### [STATED PROBLEM]
Repeat the following lines exactly as they are given.

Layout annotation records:

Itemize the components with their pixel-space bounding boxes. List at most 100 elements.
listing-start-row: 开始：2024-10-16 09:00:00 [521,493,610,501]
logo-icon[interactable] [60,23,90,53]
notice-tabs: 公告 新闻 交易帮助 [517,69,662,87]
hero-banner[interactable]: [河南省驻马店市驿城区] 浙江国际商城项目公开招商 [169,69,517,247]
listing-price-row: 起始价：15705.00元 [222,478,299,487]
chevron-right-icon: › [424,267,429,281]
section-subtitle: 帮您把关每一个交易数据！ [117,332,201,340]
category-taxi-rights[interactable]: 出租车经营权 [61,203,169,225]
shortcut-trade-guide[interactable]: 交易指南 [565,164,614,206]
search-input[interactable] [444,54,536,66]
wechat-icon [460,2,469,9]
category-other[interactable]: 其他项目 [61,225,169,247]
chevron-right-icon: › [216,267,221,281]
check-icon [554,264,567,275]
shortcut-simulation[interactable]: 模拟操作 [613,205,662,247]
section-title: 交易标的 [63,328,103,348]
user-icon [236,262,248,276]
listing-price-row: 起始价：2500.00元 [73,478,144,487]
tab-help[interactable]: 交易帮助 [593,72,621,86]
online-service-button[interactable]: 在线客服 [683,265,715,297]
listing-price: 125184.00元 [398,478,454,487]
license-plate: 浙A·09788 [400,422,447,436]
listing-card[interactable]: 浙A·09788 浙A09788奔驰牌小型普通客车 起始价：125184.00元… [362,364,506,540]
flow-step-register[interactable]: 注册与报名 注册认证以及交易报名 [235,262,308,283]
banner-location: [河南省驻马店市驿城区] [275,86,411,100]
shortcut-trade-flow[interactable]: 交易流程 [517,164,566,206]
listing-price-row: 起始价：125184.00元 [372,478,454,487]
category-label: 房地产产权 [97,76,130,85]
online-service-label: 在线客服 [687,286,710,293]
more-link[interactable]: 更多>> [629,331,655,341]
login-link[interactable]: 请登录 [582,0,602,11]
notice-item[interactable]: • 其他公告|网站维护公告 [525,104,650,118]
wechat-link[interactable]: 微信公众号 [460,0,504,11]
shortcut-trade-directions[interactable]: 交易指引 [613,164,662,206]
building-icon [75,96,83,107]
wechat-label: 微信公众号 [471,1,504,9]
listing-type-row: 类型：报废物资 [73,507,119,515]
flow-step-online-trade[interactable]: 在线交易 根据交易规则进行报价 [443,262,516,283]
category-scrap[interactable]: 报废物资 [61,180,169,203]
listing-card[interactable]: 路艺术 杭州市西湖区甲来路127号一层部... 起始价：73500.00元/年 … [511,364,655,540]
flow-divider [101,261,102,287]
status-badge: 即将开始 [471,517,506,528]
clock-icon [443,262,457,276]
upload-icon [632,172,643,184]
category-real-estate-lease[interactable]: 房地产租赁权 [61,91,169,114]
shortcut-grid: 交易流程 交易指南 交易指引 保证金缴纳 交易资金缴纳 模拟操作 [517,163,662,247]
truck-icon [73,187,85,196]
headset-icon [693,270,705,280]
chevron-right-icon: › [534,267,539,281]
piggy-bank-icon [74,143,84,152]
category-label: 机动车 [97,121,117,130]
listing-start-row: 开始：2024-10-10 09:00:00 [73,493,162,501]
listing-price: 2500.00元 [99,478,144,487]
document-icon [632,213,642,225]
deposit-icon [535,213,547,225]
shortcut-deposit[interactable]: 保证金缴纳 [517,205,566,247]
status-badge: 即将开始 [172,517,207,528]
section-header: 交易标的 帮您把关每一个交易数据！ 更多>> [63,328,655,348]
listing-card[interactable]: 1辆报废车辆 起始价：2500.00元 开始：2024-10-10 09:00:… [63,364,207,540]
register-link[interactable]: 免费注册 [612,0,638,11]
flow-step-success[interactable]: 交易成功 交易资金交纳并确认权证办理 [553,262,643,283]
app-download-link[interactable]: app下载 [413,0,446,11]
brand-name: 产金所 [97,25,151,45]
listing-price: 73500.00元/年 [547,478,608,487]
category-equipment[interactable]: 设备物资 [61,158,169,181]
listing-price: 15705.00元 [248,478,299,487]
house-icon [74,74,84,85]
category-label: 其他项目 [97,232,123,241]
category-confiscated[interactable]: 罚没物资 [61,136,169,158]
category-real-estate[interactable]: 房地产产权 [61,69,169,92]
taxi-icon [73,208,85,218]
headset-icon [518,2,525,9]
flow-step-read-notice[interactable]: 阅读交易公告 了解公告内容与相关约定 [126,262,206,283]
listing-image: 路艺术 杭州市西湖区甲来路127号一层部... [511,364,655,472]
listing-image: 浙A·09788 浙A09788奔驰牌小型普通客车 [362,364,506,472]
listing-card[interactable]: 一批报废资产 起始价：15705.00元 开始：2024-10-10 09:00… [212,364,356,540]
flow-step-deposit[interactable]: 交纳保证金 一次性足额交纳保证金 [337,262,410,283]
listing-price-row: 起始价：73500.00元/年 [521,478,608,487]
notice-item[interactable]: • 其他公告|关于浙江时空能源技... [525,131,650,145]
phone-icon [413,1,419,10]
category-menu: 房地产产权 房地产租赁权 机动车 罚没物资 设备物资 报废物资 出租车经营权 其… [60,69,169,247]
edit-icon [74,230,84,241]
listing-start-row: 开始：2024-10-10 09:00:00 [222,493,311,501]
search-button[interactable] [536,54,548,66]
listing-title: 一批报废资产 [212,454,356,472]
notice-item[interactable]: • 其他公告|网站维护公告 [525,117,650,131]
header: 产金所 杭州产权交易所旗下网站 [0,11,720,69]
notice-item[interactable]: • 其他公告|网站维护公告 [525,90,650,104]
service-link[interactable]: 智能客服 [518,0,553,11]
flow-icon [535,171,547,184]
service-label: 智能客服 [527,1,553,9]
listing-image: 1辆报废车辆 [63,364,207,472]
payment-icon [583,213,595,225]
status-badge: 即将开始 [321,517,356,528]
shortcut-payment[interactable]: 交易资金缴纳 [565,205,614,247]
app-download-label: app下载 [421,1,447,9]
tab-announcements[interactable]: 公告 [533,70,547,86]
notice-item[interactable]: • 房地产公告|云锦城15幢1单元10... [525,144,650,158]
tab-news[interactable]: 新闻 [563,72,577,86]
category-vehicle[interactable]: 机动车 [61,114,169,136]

### [WORKED SOLUTION]
Itemize the components with their pixel-space bounding boxes. List at most 100 elements.
listing-start-row: 开始：2024-10-16 09:00:00 [521,493,610,501]
logo-icon[interactable] [60,23,90,53]
notice-tabs: 公告 新闻 交易帮助 [517,69,662,87]
hero-banner[interactable]: [河南省驻马店市驿城区] 浙江国际商城项目公开招商 [169,69,517,247]
listing-price-row: 起始价：15705.00元 [222,478,299,487]
chevron-right-icon: › [424,267,429,281]
section-subtitle: 帮您把关每一个交易数据！ [117,332,201,340]
category-taxi-rights[interactable]: 出租车经营权 [61,203,169,225]
shortcut-trade-guide[interactable]: 交易指南 [565,164,614,206]
search-input[interactable] [444,54,536,66]
wechat-icon [460,2,469,9]
category-other[interactable]: 其他项目 [61,225,169,247]
chevron-right-icon: › [216,267,221,281]
check-icon [554,264,567,275]
shortcut-simulation[interactable]: 模拟操作 [613,205,662,247]
section-title: 交易标的 [63,328,103,348]
user-icon [236,262,248,276]
listing-price-row: 起始价：2500.00元 [73,478,144,487]
tab-help[interactable]: 交易帮助 [593,72,621,86]
online-service-button[interactable]: 在线客服 [683,265,715,297]
listing-price: 125184.00元 [398,478,454,487]
license-plate: 浙A·09788 [400,422,447,436]
listing-card[interactable]: 浙A·09788 浙A09788奔驰牌小型普通客车 起始价：125184.00元… [362,364,506,540]
flow-step-register[interactable]: 注册与报名 注册认证以及交易报名 [235,262,308,283]
banner-location: [河南省驻马店市驿城区] [275,86,411,100]
shortcut-trade-flow[interactable]: 交易流程 [517,164,566,206]
listing-price-row: 起始价：125184.00元 [372,478,454,487]
category-label: 房地产产权 [97,76,130,85]
online-service-label: 在线客服 [687,286,710,293]
more-link[interactable]: 更多>> [629,331,655,341]
login-link[interactable]: 请登录 [582,0,602,11]
notice-item[interactable]: • 其他公告|网站维护公告 [525,104,650,118]
wechat-link[interactable]: 微信公众号 [460,0,504,11]
shortcut-trade-directions[interactable]: 交易指引 [613,164,662,206]
building-icon [75,96,83,107]
wechat-label: 微信公众号 [471,1,504,9]
listing-type-row: 类型：报废物资 [73,507,119,515]
flow-step-online-trade[interactable]: 在线交易 根据交易规则进行报价 [443,262,516,283]
category-scrap[interactable]: 报废物资 [61,180,169,203]
listing-card[interactable]: 路艺术 杭州市西湖区甲来路127号一层部... 起始价：73500.00元/年 … [511,364,655,540]
flow-divider [101,261,102,287]
status-badge: 即将开始 [471,517,506,528]
clock-icon [443,262,457,276]
upload-icon [632,172,643,184]
category-real-estate-lease[interactable]: 房地产租赁权 [61,91,169,114]
shortcut-grid: 交易流程 交易指南 交易指引 保证金缴纳 交易资金缴纳 模拟操作 [517,163,662,247]
truck-icon [73,187,85,196]
headset-icon [693,270,705,280]
chevron-right-icon: › [534,267,539,281]
piggy-bank-icon [74,143,84,152]
category-label: 机动车 [97,121,117,130]
listing-start-row: 开始：2024-10-10 09:00:00 [73,493,162,501]
listing-price: 2500.00元 [99,478,144,487]
document-icon [632,213,642,225]
deposit-icon [535,213,547,225]
shortcut-deposit[interactable]: 保证金缴纳 [517,205,566,247]
status-badge: 即将开始 [172,517,207,528]
section-header: 交易标的 帮您把关每一个交易数据！ 更多>> [63,328,655,348]
listing-card[interactable]: 1辆报废车辆 起始价：2500.00元 开始：2024-10-10 09:00:… [63,364,207,540]
register-link[interactable]: 免费注册 [612,0,638,11]
flow-step-success[interactable]: 交易成功 交易资金交纳并确认权证办理 [553,262,643,283]
app-download-link[interactable]: app下载 [413,0,446,11]
brand-name: 产金所 [97,25,151,45]
listing-price: 73500.00元/年 [547,478,608,487]
category-equipment[interactable]: 设备物资 [61,158,169,181]
listing-price: 15705.00元 [248,478,299,487]
house-icon [74,74,84,85]
category-label: 其他项目 [97,232,123,241]
category-confiscated[interactable]: 罚没物资 [61,136,169,158]
category-real-estate[interactable]: 房地产产权 [61,69,169,92]
taxi-icon [73,208,85,218]
headset-icon [518,2,525,9]
flow-step-read-notice[interactable]: 阅读交易公告 了解公告内容与相关约定 [126,262,206,283]
listing-image: 路艺术 杭州市西湖区甲来路127号一层部... [511,364,655,472]
listing-image: 浙A·09788 浙A09788奔驰牌小型普通客车 [362,364,506,472]
listing-card[interactable]: 一批报废资产 起始价：15705.00元 开始：2024-10-10 09:00… [212,364,356,540]
flow-step-deposit[interactable]: 交纳保证金 一次性足额交纳保证金 [337,262,410,283]
listing-price-row: 起始价：73500.00元/年 [521,478,608,487]
notice-item[interactable]: • 其他公告|关于浙江时空能源技... [525,131,650,145]
phone-icon [413,1,419,10]
category-menu: 房地产产权 房地产租赁权 机动车 罚没物资 设备物资 报废物资 出租车经营权 其… [60,69,169,247]
edit-icon [74,230,84,241]
listing-start-row: 开始：2024-10-10 09:00:00 [222,493,311,501]
search-button[interactable] [536,54,548,66]
listing-title: 一批报废资产 [212,454,356,472]
notice-item[interactable]: • 其他公告|网站维护公告 [525,117,650,131]
header: 产金所 杭州产权交易所旗下网站 [0,11,720,69]
notice-item[interactable]: • 其他公告|网站维护公告 [525,90,650,104]
service-link[interactable]: 智能客服 [518,0,553,11]
flow-icon [535,171,547,184]
service-label: 智能客服 [527,1,553,9]
listing-image: 1辆报废车辆 [63,364,207,472]
payment-icon [583,213,595,225]
status-badge: 即将开始 [321,517,356,528]
shortcut-payment[interactable]: 交易资金缴纳 [565,205,614,247]
app-download-label: app下载 [421,1,447,9]
tab-announcements[interactable]: 公告 [533,70,547,86]
notice-item[interactable]: • 房地产公告|云锦城15幢1单元10... [525,144,650,158]
tab-news[interactable]: 新闻 [563,72,577,86]
category-vehicle[interactable]: 机动车 [61,114,169,136]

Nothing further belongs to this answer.